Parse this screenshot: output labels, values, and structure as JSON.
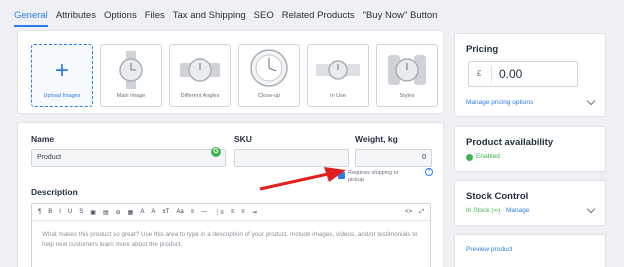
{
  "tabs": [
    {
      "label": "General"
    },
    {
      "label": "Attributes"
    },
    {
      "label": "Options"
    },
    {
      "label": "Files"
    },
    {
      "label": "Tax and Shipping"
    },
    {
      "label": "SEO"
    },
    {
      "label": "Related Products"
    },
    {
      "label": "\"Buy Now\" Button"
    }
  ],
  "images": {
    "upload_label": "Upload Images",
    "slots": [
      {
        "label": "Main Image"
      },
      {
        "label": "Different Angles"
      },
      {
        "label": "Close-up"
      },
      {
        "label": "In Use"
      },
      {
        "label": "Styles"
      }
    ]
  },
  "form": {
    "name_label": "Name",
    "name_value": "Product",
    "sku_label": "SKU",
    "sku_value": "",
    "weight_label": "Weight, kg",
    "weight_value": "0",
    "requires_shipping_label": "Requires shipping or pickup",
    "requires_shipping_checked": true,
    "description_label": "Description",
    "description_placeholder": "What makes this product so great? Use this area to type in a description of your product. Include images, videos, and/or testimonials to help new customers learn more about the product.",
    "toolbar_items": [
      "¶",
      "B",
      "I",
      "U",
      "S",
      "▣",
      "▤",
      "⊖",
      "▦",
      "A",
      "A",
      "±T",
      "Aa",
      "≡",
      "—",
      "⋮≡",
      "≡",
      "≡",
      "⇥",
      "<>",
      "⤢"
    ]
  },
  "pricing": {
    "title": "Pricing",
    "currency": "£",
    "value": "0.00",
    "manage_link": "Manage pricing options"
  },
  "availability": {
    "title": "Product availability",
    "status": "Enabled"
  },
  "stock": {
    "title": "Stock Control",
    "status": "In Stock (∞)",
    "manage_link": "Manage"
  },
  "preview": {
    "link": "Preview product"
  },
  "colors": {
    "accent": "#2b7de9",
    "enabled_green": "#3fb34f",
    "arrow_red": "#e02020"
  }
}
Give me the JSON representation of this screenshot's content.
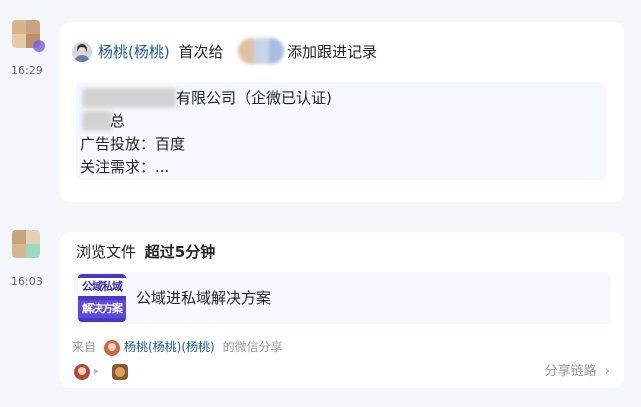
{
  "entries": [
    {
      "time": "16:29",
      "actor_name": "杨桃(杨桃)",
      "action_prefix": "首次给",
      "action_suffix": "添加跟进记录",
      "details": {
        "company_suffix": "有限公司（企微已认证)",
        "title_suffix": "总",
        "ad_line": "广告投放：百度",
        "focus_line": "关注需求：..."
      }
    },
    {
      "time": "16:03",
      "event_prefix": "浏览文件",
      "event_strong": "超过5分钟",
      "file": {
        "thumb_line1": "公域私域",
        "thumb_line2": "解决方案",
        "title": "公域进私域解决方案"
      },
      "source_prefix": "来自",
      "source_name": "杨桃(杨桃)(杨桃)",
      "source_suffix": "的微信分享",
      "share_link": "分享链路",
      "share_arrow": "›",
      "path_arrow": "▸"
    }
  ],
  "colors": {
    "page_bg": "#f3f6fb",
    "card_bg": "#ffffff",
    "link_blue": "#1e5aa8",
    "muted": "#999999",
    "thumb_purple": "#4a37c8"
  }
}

=== Exercise instructions ===
Reproduce the listing word for word and omit its pictures.

=== Solution to this problem ===
Parse this screenshot: output labels, values, and structure as JSON.
{
  "tabs": [
    {
      "label": "General"
    },
    {
      "label": "Attributes"
    },
    {
      "label": "Options"
    },
    {
      "label": "Files"
    },
    {
      "label": "Tax and Shipping"
    },
    {
      "label": "SEO"
    },
    {
      "label": "Related Products"
    },
    {
      "label": "\"Buy Now\" Button"
    }
  ],
  "images": {
    "upload_label": "Upload Images",
    "slots": [
      {
        "label": "Main Image"
      },
      {
        "label": "Different Angles"
      },
      {
        "label": "Close-up"
      },
      {
        "label": "In Use"
      },
      {
        "label": "Styles"
      }
    ]
  },
  "form": {
    "name_label": "Name",
    "name_value": "Product",
    "sku_label": "SKU",
    "sku_value": "",
    "weight_label": "Weight, kg",
    "weight_value": "0",
    "requires_shipping_label": "Requires shipping or pickup",
    "requires_shipping_checked": true,
    "description_label": "Description",
    "description_placeholder": "What makes this product so great? Use this area to type in a description of your product. Include images, videos, and/or testimonials to help new customers learn more about the product.",
    "toolbar_items": [
      "¶",
      "B",
      "I",
      "U",
      "S",
      "▣",
      "▤",
      "⊖",
      "▦",
      "A",
      "A",
      "±T",
      "Aa",
      "≡",
      "—",
      "⋮≡",
      "≡",
      "≡",
      "⇥",
      "<>",
      "⤢"
    ]
  },
  "pricing": {
    "title": "Pricing",
    "currency": "£",
    "value": "0.00",
    "manage_link": "Manage pricing options"
  },
  "availability": {
    "title": "Product availability",
    "status": "Enabled"
  },
  "stock": {
    "title": "Stock Control",
    "status": "In Stock (∞)",
    "manage_link": "Manage"
  },
  "preview": {
    "link": "Preview product"
  },
  "colors": {
    "accent": "#2b7de9",
    "enabled_green": "#3fb34f",
    "arrow_red": "#e02020"
  }
}
Give me the JSON representation of this screenshot's content.
{
  "entries": [
    {
      "time": "16:29",
      "actor_name": "杨桃(杨桃)",
      "action_prefix": "首次给",
      "action_suffix": "添加跟进记录",
      "details": {
        "company_suffix": "有限公司（企微已认证)",
        "title_suffix": "总",
        "ad_line": "广告投放：百度",
        "focus_line": "关注需求：..."
      }
    },
    {
      "time": "16:03",
      "event_prefix": "浏览文件",
      "event_strong": "超过5分钟",
      "file": {
        "thumb_line1": "公域私域",
        "thumb_line2": "解决方案",
        "title": "公域进私域解决方案"
      },
      "source_prefix": "来自",
      "source_name": "杨桃(杨桃)(杨桃)",
      "source_suffix": "的微信分享",
      "share_link": "分享链路",
      "share_arrow": "›",
      "path_arrow": "▸"
    }
  ],
  "colors": {
    "page_bg": "#f3f6fb",
    "card_bg": "#ffffff",
    "link_blue": "#1e5aa8",
    "muted": "#999999",
    "thumb_purple": "#4a37c8"
  }
}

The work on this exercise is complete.